Provided entries
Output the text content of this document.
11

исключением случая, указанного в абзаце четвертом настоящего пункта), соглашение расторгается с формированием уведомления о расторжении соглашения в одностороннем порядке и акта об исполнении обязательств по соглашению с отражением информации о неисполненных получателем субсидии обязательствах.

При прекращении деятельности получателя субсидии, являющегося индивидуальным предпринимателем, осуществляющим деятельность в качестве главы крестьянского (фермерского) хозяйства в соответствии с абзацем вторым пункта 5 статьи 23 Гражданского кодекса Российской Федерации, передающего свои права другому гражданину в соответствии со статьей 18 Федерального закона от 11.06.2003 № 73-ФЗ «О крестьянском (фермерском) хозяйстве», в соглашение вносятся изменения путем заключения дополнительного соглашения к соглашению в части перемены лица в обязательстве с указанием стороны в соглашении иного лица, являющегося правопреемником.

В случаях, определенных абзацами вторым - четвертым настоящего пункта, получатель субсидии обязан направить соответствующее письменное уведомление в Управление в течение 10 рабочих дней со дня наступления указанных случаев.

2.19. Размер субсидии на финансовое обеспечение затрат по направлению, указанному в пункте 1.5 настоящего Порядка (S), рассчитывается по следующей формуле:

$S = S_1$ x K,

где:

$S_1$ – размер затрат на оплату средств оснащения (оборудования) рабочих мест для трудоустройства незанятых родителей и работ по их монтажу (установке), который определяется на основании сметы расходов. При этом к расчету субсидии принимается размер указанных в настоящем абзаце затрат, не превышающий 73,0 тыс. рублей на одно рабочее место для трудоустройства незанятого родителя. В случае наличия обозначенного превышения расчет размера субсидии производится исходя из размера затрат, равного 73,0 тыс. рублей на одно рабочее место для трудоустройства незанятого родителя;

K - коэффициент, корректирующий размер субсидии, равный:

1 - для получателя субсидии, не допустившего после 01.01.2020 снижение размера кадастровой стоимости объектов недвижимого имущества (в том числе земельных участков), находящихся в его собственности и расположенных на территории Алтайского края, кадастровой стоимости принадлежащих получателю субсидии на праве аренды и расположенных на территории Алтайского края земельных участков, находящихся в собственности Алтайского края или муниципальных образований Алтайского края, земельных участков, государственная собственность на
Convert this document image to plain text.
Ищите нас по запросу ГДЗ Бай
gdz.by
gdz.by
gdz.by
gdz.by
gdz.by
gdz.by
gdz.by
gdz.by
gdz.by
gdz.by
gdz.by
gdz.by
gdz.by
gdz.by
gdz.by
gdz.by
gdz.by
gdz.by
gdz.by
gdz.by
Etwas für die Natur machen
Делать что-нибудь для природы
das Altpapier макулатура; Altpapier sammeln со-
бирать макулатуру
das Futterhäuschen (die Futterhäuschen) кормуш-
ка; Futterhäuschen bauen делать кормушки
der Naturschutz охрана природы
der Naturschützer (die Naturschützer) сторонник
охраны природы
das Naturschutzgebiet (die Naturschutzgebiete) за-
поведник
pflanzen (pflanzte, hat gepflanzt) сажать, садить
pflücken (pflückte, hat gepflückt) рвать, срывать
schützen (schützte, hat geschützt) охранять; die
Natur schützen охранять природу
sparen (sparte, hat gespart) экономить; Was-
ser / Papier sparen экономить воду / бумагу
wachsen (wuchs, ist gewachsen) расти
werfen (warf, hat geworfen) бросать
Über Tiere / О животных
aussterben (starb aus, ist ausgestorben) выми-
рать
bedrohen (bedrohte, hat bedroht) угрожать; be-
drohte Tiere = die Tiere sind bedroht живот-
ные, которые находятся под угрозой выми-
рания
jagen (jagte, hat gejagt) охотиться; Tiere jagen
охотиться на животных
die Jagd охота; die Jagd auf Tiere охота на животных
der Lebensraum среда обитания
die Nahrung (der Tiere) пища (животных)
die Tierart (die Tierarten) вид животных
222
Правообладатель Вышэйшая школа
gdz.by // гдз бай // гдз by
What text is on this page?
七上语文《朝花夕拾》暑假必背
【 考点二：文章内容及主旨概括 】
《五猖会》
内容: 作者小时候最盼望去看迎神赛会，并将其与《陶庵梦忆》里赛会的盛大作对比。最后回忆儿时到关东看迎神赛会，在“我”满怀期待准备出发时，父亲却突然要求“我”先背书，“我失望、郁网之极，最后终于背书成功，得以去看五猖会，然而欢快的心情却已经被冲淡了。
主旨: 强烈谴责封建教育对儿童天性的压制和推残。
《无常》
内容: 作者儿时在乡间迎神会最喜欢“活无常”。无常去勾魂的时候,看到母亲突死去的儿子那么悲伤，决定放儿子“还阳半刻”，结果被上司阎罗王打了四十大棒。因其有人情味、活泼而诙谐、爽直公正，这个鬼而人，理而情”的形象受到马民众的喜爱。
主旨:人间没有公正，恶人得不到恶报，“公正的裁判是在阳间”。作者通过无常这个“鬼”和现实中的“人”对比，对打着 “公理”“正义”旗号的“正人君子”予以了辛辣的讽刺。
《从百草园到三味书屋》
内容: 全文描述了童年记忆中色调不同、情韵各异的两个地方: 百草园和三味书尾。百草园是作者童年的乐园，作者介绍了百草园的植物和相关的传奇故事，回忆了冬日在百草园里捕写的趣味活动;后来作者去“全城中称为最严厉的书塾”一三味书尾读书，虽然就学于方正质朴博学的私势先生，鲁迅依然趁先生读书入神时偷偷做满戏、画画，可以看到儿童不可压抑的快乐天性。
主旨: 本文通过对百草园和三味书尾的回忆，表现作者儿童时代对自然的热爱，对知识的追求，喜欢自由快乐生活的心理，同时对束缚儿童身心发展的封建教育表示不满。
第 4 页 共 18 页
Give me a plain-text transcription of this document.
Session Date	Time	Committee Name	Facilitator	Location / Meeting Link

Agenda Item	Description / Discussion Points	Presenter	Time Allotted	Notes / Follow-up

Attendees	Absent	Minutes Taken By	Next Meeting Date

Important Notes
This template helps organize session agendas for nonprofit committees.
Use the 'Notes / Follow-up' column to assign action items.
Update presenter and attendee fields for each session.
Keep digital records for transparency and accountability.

Problem details
Reproduce the entries above in full by retyping them exactly.

Finished task
Output the text content of this document.
11

исключением случая, указанного в абзаце четвертом настоящего пункта), соглашение расторгается с формированием уведомления о расторжении соглашения в одностороннем порядке и акта об исполнении обязательств по соглашению с отражением информации о неисполненных получателем субсидии обязательствах.

При прекращении деятельности получателя субсидии, являющегося индивидуальным предпринимателем, осуществляющим деятельность в качестве главы крестьянского (фермерского) хозяйства в соответствии с абзацем вторым пункта 5 статьи 23 Гражданского кодекса Российской Федерации, передающего свои права другому гражданину в соответствии со статьей 18 Федерального закона от 11.06.2003 № 73-ФЗ «О крестьянском (фермерском) хозяйстве», в соглашение вносятся изменения путем заключения дополнительного соглашения к соглашению в части перемены лица в обязательстве с указанием стороны в соглашении иного лица, являющегося правопреемником.

В случаях, определенных абзацами вторым - четвертым настоящего пункта, получатель субсидии обязан направить соответствующее письменное уведомление в Управление в течение 10 рабочих дней со дня наступления указанных случаев.

2.19. Размер субсидии на финансовое обеспечение затрат по направлению, указанному в пункте 1.5 настоящего Порядка (S), рассчитывается по следующей формуле:

$S = S_1$ x K,

где:

$S_1$ – размер затрат на оплату средств оснащения (оборудования) рабочих мест для трудоустройства незанятых родителей и работ по их монтажу (установке), который определяется на основании сметы расходов. При этом к расчету субсидии принимается размер указанных в настоящем абзаце затрат, не превышающий 73,0 тыс. рублей на одно рабочее место для трудоустройства незанятого родителя. В случае наличия обозначенного превышения расчет размера субсидии производится исходя из размера затрат, равного 73,0 тыс. рублей на одно рабочее место для трудоустройства незанятого родителя;

K - коэффициент, корректирующий размер субсидии, равный:

1 - для получателя субсидии, не допустившего после 01.01.2020 снижение размера кадастровой стоимости объектов недвижимого имущества (в том числе земельных участков), находящихся в его собственности и расположенных на территории Алтайского края, кадастровой стоимости принадлежащих получателю субсидии на праве аренды и расположенных на территории Алтайского края земельных участков, находящихся в собственности Алтайского края или муниципальных образований Алтайского края, земельных участков, государственная собственность на
Convert this document image to plain text.
Ищите нас по запросу ГДЗ Бай
gdz.by
gdz.by
gdz.by
gdz.by
gdz.by
gdz.by
gdz.by
gdz.by
gdz.by
gdz.by
gdz.by
gdz.by
gdz.by
gdz.by
gdz.by
gdz.by
gdz.by
gdz.by
gdz.by
gdz.by
Etwas für die Natur machen
Делать что-нибудь для природы
das Altpapier макулатура; Altpapier sammeln со-
бирать макулатуру
das Futterhäuschen (die Futterhäuschen) кормуш-
ка; Futterhäuschen bauen делать кормушки
der Naturschutz охрана природы
der Naturschützer (die Naturschützer) сторонник
охраны природы
das Naturschutzgebiet (die Naturschutzgebiete) за-
поведник
pflanzen (pflanzte, hat gepflanzt) сажать, садить
pflücken (pflückte, hat gepflückt) рвать, срывать
schützen (schützte, hat geschützt) охранять; die
Natur schützen охранять природу
sparen (sparte, hat gespart) экономить; Was-
ser / Papier sparen экономить воду / бумагу
wachsen (wuchs, ist gewachsen) расти
werfen (warf, hat geworfen) бросать
Über Tiere / О животных
aussterben (starb aus, ist ausgestorben) выми-
рать
bedrohen (bedrohte, hat bedroht) угрожать; be-
drohte Tiere = die Tiere sind bedroht живот-
ные, которые находятся под угрозой выми-
рания
jagen (jagte, hat gejagt) охотиться; Tiere jagen
охотиться на животных
die Jagd охота; die Jagd auf Tiere охота на животных
der Lebensraum среда обитания
die Nahrung (der Tiere) пища (животных)
die Tierart (die Tierarten) вид животных
222
Правообладатель Вышэйшая школа
gdz.by // гдз бай // гдз by
What text is on this page?
七上语文《朝花夕拾》暑假必背
【 考点二：文章内容及主旨概括 】
《五猖会》
内容: 作者小时候最盼望去看迎神赛会，并将其与《陶庵梦忆》里赛会的盛大作对比。最后回忆儿时到关东看迎神赛会，在“我”满怀期待准备出发时，父亲却突然要求“我”先背书，“我失望、郁网之极，最后终于背书成功，得以去看五猖会，然而欢快的心情却已经被冲淡了。
主旨: 强烈谴责封建教育对儿童天性的压制和推残。
《无常》
内容: 作者儿时在乡间迎神会最喜欢“活无常”。无常去勾魂的时候,看到母亲突死去的儿子那么悲伤，决定放儿子“还阳半刻”，结果被上司阎罗王打了四十大棒。因其有人情味、活泼而诙谐、爽直公正，这个鬼而人，理而情”的形象受到马民众的喜爱。
主旨:人间没有公正，恶人得不到恶报，“公正的裁判是在阳间”。作者通过无常这个“鬼”和现实中的“人”对比，对打着 “公理”“正义”旗号的“正人君子”予以了辛辣的讽刺。
《从百草园到三味书屋》
内容: 全文描述了童年记忆中色调不同、情韵各异的两个地方: 百草园和三味书尾。百草园是作者童年的乐园，作者介绍了百草园的植物和相关的传奇故事，回忆了冬日在百草园里捕写的趣味活动;后来作者去“全城中称为最严厉的书塾”一三味书尾读书，虽然就学于方正质朴博学的私势先生，鲁迅依然趁先生读书入神时偷偷做满戏、画画，可以看到儿童不可压抑的快乐天性。
主旨: 本文通过对百草园和三味书尾的回忆，表现作者儿童时代对自然的热爱，对知识的追求，喜欢自由快乐生活的心理，同时对束缚儿童身心发展的封建教育表示不满。
第 4 页 共 18 页
Give me a plain-text transcription of this document.
Session Date	Time	Committee Name	Facilitator	Location / Meeting Link

Agenda Item	Description / Discussion Points	Presenter	Time Allotted	Notes / Follow-up

Attendees	Absent	Minutes Taken By	Next Meeting Date

Important Notes
This template helps organize session agendas for nonprofit committees.
Use the 'Notes / Follow-up' column to assign action items.
Update presenter and attendee fields for each session.
Keep digital records for transparency and accountability.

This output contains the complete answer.